------ RECORDS FOR THIS EXERCISE ------
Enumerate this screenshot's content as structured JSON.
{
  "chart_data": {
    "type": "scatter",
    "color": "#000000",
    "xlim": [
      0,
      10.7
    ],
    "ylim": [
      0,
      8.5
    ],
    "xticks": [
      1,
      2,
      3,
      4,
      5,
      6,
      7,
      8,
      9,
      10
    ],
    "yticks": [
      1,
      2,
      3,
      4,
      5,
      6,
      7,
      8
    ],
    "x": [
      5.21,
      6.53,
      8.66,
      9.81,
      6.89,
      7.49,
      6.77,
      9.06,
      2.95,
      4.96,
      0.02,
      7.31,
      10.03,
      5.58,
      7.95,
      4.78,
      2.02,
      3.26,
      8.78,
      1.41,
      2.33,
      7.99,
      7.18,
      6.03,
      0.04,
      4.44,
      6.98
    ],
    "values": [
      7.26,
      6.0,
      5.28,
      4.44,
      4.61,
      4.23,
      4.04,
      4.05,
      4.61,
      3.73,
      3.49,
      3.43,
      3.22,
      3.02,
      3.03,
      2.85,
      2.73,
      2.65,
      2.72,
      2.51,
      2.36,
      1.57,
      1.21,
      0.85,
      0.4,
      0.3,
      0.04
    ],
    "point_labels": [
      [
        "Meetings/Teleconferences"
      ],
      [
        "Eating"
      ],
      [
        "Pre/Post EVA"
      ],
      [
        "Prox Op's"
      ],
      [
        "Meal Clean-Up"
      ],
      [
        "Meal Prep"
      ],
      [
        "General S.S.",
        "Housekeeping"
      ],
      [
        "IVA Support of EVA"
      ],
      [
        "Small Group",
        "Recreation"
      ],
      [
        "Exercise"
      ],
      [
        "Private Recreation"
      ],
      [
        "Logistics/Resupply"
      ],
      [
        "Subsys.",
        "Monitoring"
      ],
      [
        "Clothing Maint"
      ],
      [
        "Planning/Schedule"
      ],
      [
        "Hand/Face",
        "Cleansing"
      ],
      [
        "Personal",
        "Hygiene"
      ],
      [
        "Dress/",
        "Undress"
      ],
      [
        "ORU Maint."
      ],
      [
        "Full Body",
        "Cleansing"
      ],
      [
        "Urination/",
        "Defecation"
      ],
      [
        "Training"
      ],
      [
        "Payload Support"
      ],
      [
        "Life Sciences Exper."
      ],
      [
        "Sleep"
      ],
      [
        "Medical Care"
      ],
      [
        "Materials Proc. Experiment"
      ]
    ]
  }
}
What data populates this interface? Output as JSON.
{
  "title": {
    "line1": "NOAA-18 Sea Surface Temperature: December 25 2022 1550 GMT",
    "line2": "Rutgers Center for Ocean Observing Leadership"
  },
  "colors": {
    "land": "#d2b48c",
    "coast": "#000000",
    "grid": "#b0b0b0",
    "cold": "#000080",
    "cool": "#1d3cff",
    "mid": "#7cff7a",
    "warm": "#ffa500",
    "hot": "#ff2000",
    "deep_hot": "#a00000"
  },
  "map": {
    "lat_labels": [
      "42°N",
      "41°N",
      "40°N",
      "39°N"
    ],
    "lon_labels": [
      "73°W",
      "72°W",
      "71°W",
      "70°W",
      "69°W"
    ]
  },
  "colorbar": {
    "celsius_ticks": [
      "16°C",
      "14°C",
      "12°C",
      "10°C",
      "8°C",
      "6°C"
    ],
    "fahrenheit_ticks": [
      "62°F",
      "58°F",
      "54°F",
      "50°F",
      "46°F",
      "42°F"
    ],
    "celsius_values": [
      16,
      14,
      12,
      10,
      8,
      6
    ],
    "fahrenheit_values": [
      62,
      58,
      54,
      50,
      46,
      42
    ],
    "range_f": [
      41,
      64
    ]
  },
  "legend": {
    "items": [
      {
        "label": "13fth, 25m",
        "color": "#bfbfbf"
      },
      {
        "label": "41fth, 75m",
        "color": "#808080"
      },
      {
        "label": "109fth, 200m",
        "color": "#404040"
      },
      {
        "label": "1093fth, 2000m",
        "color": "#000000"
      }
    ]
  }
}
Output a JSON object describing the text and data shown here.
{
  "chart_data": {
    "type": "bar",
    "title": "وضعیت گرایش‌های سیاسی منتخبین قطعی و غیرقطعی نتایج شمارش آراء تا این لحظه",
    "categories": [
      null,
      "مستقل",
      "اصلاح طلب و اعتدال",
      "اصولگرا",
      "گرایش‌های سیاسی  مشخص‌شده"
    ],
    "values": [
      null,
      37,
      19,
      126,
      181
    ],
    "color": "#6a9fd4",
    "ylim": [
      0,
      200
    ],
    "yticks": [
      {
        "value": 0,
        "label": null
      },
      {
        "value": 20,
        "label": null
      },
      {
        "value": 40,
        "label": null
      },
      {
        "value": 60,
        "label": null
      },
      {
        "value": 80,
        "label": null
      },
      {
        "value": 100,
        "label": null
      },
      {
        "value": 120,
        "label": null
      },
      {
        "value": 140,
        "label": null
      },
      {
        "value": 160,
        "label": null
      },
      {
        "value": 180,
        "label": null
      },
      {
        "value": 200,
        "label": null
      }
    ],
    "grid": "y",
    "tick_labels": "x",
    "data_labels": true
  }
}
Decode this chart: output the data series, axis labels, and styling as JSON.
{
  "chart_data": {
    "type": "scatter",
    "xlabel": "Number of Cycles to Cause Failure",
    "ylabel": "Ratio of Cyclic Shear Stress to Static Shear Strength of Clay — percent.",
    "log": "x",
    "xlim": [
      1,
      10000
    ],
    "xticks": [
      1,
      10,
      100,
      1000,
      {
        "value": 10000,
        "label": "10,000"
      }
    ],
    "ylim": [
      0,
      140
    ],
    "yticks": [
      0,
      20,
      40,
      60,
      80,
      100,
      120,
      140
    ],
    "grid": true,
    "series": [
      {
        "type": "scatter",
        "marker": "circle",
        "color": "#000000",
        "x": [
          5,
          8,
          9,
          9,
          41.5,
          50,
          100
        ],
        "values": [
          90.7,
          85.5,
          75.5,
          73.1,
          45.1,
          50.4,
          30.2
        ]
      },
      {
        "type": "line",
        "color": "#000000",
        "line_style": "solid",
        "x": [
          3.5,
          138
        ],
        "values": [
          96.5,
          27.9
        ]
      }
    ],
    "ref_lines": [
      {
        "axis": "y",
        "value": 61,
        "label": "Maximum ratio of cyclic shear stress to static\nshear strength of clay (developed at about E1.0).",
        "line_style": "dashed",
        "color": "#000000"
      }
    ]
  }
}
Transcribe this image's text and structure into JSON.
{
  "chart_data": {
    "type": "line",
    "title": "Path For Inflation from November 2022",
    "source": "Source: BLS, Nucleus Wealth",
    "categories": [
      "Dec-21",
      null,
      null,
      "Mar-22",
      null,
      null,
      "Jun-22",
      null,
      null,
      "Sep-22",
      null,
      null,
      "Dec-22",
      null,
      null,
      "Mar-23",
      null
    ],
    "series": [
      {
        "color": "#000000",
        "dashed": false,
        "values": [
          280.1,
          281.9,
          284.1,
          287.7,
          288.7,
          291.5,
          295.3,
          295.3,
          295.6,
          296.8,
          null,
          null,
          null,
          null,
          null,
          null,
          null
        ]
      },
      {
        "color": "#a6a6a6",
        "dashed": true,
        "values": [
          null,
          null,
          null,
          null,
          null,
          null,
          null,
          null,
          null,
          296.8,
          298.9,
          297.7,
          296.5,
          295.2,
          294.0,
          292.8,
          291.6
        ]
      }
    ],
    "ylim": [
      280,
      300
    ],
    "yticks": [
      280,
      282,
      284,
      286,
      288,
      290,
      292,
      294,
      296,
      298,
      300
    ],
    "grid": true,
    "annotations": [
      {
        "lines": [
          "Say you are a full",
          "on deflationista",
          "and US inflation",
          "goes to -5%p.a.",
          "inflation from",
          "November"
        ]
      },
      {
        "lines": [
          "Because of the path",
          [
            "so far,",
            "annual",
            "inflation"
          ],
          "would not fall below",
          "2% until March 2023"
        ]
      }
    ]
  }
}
------
# OBJECTIVE
From the listing above, return each line with the word "text".

# FULL ANSWER
Output a JSON object describing the text and data shown here.
Transcribe this image's text and structure into JSON.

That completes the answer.